**EXERCISE INSTRUCTIONS**
Narrow the data below down to the lines containing "CARS".

— Start —

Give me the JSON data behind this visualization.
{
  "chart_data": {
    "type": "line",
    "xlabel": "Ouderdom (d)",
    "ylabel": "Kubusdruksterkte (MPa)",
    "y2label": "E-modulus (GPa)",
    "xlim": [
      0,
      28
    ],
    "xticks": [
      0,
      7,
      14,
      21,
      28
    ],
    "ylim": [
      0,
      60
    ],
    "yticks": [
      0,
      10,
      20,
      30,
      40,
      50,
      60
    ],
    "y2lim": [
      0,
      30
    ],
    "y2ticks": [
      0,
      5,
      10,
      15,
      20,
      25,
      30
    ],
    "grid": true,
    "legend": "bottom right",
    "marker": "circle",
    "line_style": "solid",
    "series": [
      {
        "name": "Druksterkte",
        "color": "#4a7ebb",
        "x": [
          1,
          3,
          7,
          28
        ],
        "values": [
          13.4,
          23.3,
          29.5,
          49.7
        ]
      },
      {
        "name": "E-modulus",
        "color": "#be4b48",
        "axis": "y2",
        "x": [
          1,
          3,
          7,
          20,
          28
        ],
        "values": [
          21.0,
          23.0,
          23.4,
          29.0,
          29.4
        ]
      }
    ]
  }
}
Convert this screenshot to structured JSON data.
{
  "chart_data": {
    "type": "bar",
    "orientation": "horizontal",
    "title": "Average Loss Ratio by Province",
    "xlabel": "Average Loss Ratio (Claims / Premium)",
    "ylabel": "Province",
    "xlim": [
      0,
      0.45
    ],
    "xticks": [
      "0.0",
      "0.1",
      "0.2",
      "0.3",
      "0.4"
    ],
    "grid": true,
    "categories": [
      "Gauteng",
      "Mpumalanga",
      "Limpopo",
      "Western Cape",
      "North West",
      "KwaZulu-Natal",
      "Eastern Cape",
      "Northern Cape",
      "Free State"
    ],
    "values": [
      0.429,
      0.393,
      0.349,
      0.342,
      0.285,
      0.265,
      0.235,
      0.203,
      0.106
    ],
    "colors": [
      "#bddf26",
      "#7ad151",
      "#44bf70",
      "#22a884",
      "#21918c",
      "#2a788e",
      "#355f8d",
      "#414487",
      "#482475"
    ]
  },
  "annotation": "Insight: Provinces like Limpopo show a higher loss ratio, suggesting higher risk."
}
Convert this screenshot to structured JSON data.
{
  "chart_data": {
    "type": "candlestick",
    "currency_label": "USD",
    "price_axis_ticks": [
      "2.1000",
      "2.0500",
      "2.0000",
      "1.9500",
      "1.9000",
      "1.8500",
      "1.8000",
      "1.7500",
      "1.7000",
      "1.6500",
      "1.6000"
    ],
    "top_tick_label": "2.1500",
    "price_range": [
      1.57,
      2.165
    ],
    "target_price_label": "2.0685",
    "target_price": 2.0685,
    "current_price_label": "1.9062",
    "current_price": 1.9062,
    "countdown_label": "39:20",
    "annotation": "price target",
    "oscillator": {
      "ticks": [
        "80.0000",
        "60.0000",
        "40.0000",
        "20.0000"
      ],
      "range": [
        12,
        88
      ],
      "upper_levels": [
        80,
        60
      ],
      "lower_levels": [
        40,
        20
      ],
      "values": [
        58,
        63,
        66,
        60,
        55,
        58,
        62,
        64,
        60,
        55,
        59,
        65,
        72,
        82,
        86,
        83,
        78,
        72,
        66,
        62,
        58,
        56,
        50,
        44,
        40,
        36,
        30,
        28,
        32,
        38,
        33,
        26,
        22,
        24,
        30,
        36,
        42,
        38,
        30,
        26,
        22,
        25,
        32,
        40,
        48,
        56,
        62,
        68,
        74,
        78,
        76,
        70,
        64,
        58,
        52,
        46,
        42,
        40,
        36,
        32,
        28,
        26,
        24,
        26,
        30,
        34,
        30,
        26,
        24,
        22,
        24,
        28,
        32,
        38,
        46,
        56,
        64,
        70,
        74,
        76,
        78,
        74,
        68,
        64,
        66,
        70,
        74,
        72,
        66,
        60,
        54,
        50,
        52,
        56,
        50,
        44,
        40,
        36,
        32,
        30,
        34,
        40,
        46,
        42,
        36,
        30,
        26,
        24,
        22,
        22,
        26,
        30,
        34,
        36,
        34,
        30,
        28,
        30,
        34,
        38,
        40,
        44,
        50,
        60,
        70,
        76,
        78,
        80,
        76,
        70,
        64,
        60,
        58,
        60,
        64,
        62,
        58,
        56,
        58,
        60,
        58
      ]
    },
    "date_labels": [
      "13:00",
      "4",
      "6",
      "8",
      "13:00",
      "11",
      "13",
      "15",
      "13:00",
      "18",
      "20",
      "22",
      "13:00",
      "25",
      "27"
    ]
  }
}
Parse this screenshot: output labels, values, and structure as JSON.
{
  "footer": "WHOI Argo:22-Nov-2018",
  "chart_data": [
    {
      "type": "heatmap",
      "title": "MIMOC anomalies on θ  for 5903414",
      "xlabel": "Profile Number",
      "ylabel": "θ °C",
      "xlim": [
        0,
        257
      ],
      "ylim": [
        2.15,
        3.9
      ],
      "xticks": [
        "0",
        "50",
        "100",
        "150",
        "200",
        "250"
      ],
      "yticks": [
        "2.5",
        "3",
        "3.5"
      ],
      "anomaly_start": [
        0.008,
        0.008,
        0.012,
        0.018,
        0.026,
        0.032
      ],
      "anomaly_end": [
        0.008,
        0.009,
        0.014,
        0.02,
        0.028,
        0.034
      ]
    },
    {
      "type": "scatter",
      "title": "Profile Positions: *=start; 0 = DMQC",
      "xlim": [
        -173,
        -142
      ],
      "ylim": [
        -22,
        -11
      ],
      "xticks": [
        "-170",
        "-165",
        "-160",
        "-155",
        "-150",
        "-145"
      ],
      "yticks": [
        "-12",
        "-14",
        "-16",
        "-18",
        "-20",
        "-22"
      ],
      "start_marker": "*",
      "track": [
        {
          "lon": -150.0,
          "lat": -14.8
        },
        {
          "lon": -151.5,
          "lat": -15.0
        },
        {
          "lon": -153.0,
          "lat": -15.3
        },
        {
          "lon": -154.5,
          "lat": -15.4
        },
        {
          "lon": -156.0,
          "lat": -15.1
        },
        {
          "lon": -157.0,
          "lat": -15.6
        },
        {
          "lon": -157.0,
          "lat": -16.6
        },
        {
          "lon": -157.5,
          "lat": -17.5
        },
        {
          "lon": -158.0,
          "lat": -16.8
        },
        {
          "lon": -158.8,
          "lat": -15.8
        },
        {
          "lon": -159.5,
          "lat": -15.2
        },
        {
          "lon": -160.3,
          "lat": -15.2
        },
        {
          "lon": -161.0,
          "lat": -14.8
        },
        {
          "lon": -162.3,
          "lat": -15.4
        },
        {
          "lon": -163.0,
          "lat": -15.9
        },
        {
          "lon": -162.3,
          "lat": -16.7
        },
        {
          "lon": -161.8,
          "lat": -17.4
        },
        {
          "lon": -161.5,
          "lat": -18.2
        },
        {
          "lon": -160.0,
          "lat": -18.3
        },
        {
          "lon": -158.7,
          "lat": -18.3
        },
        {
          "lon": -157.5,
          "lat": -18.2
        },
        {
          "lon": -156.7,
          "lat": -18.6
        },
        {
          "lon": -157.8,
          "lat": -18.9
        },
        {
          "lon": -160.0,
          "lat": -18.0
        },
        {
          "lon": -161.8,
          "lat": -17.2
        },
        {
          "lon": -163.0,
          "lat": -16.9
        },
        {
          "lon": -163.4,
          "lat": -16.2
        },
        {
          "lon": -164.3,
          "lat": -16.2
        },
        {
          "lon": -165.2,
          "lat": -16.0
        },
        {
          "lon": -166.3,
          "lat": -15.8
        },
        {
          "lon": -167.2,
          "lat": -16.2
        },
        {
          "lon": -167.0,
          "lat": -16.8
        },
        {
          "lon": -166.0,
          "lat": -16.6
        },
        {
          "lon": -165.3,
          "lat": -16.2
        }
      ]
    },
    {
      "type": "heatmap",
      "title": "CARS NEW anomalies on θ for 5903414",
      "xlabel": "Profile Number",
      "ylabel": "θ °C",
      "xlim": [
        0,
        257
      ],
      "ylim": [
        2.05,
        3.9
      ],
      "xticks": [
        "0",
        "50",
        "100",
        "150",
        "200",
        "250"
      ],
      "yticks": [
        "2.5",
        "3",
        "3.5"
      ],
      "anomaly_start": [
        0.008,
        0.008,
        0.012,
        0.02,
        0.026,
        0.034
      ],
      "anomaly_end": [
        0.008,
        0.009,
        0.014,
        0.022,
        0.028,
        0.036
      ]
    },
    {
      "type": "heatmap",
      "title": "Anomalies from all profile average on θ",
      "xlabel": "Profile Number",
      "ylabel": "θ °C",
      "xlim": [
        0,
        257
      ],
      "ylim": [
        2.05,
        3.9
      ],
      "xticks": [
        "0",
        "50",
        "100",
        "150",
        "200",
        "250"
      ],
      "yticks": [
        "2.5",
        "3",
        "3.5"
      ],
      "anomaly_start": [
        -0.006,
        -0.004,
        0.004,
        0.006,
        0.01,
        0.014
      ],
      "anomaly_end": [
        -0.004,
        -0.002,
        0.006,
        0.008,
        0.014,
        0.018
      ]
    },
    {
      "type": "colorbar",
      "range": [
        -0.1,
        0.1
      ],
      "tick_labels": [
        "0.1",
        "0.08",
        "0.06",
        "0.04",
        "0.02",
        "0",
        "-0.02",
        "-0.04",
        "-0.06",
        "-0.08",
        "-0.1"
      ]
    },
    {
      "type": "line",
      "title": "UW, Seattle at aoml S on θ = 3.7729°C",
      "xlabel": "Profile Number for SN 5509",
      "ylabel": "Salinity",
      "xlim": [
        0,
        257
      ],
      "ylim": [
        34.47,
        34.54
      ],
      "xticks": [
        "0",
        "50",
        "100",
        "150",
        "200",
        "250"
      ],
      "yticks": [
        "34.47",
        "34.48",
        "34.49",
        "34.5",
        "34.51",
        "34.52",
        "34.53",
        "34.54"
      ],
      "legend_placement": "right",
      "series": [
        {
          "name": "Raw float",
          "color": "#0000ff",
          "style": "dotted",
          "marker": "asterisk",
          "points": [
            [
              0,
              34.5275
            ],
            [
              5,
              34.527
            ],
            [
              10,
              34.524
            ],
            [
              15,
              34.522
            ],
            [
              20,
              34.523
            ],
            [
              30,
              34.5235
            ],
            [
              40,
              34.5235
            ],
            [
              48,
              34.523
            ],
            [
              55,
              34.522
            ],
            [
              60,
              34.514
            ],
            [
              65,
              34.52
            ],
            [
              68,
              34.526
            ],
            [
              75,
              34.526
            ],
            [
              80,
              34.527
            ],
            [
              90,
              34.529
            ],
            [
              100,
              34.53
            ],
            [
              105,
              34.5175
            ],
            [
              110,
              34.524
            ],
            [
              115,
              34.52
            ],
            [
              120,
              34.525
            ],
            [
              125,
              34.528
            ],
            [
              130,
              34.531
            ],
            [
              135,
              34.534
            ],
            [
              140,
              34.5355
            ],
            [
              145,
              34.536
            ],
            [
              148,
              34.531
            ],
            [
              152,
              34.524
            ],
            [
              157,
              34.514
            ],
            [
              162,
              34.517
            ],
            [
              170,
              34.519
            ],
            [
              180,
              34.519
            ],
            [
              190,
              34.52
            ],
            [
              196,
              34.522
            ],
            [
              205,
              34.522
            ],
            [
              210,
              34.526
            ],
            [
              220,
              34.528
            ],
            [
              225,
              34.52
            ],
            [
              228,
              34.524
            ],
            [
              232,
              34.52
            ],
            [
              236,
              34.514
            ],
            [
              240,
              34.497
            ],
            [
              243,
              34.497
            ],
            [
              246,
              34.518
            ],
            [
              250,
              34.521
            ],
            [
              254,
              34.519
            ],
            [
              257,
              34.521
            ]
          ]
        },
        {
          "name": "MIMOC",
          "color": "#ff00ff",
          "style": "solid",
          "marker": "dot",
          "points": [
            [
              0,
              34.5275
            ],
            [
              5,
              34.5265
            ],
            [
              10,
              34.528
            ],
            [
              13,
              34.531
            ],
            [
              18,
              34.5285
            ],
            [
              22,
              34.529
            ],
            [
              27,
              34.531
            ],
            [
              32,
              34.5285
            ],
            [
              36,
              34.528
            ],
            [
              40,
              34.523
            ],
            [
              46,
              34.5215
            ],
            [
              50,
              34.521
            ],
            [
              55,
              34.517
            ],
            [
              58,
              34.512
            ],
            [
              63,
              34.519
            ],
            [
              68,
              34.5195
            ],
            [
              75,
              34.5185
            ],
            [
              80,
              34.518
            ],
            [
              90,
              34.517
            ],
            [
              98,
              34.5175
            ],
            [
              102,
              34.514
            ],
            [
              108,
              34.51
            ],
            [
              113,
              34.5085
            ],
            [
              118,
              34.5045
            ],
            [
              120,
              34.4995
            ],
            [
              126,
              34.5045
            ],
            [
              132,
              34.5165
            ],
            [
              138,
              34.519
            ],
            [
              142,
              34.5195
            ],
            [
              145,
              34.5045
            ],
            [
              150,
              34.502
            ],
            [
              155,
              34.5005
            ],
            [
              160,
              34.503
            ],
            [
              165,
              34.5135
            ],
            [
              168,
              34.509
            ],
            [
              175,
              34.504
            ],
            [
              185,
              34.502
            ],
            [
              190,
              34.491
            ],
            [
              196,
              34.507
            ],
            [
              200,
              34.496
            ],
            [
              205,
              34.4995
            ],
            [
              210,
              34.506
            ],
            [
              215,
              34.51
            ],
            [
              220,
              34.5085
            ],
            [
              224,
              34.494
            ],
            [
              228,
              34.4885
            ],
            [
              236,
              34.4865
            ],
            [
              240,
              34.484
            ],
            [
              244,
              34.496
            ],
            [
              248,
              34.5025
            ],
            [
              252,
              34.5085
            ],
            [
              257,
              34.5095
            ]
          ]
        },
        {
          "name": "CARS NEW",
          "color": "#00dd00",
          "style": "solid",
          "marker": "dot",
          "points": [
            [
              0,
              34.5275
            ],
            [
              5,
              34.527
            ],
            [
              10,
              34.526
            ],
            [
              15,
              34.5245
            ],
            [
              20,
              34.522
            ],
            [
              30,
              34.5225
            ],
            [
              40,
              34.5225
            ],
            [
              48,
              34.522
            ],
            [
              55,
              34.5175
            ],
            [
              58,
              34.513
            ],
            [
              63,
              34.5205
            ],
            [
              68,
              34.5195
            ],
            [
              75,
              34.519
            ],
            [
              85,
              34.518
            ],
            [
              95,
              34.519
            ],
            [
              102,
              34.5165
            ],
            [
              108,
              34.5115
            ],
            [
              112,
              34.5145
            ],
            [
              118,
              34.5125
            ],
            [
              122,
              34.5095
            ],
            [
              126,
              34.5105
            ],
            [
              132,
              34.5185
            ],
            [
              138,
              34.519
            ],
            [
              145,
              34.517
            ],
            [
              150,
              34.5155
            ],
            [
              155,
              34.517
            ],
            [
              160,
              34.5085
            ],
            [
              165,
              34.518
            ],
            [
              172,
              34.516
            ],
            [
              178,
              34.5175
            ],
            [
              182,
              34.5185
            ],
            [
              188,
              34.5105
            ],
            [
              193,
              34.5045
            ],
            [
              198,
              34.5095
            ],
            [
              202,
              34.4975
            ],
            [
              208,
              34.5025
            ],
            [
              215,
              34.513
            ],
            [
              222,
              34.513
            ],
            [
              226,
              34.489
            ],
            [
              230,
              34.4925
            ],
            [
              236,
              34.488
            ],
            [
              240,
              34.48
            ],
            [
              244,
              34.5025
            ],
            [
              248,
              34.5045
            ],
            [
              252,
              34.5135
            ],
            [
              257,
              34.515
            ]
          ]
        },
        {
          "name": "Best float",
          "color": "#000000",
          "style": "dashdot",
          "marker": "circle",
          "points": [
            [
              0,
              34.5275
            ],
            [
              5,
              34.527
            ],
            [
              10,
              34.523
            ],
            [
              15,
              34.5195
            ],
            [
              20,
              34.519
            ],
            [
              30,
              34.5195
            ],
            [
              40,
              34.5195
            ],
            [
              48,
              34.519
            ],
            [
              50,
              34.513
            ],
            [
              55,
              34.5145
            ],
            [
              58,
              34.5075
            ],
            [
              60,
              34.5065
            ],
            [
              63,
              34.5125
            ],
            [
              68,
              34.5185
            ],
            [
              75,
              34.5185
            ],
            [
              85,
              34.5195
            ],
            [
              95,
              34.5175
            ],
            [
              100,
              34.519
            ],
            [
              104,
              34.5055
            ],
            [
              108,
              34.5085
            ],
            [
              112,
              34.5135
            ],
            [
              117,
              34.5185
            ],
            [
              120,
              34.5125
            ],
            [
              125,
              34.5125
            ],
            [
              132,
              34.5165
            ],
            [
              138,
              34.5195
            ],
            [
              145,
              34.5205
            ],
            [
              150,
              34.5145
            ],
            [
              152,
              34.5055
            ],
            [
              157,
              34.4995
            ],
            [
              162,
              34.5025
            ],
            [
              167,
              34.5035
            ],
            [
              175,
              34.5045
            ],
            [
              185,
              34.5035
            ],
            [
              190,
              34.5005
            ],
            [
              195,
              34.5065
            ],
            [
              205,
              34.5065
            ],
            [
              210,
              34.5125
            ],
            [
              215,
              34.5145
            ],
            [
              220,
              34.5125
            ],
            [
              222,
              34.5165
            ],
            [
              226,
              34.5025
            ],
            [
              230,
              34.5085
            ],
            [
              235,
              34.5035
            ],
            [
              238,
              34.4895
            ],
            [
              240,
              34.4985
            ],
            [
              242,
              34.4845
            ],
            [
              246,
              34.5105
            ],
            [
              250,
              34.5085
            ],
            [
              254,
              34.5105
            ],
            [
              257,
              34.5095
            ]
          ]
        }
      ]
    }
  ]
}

— End —

**RESPONSE BELOW**
      "title": "CARS NEW anomalies on θ for 5903414",
          "name": "CARS NEW",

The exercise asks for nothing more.